* START PROVIDED RECORDS *
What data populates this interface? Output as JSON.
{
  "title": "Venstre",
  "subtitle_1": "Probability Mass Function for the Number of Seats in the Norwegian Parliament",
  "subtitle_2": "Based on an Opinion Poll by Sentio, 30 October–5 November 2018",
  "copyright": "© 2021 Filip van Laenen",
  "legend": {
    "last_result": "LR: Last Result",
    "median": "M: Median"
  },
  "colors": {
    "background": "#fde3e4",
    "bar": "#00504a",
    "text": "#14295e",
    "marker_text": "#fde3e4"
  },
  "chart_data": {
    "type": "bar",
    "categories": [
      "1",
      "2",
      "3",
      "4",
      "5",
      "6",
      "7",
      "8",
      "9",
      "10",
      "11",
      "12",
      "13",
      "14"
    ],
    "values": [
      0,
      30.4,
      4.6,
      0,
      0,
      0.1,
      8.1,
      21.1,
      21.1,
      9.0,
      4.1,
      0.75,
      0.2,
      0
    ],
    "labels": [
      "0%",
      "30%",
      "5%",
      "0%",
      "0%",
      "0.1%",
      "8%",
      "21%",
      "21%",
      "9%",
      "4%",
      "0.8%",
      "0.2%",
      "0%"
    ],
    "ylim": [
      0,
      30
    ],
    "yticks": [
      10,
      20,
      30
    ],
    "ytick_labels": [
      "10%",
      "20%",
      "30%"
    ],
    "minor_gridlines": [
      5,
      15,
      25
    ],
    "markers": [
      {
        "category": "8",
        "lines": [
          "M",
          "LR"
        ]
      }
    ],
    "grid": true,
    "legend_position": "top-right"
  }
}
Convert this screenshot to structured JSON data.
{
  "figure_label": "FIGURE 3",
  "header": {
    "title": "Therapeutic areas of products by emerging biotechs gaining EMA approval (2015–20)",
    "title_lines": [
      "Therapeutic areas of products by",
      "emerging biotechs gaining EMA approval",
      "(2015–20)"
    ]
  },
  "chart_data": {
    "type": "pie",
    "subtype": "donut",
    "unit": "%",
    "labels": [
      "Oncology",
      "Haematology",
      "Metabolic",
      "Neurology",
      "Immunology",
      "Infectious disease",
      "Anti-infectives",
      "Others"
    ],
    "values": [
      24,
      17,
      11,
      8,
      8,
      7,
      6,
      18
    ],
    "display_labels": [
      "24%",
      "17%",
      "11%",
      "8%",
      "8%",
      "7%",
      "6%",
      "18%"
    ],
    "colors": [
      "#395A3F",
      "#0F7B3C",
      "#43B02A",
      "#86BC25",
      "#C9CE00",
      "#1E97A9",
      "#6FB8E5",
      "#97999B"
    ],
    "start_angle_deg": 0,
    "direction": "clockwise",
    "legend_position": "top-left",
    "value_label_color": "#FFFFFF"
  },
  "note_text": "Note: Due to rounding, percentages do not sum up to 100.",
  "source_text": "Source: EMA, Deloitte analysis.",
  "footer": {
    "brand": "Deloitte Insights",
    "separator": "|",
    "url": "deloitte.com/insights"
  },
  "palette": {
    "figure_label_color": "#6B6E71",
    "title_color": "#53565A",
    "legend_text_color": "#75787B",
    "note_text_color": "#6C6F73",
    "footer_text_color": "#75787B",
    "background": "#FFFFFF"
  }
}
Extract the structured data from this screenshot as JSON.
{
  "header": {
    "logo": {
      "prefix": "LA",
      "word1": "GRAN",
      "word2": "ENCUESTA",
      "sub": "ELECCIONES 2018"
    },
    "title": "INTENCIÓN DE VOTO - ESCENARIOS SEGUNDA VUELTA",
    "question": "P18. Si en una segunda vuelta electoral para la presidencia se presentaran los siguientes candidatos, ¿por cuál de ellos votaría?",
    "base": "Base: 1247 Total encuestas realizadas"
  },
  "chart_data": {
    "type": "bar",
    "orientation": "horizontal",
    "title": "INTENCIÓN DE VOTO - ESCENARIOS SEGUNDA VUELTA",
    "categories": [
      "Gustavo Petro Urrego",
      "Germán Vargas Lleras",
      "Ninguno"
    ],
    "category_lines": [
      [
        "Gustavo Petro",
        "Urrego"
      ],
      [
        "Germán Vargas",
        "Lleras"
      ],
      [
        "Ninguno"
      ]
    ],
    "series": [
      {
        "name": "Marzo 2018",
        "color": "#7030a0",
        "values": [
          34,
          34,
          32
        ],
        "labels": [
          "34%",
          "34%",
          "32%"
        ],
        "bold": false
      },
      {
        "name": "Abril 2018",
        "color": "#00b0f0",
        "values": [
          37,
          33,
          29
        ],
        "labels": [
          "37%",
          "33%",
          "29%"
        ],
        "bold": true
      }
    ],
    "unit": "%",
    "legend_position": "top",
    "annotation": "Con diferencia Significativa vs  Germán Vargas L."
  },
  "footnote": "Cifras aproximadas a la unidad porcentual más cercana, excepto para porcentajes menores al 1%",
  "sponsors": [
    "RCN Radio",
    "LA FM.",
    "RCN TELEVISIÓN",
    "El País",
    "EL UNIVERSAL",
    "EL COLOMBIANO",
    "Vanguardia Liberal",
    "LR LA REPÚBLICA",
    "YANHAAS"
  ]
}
* END PROVIDED RECORDS *
EXERCISE BRIEF
Which lines above hold the word "structured"? Copy each of them.

EXERCISE OUTPUT
Convert this screenshot to structured JSON data.
Extract the structured data from this screenshot as JSON.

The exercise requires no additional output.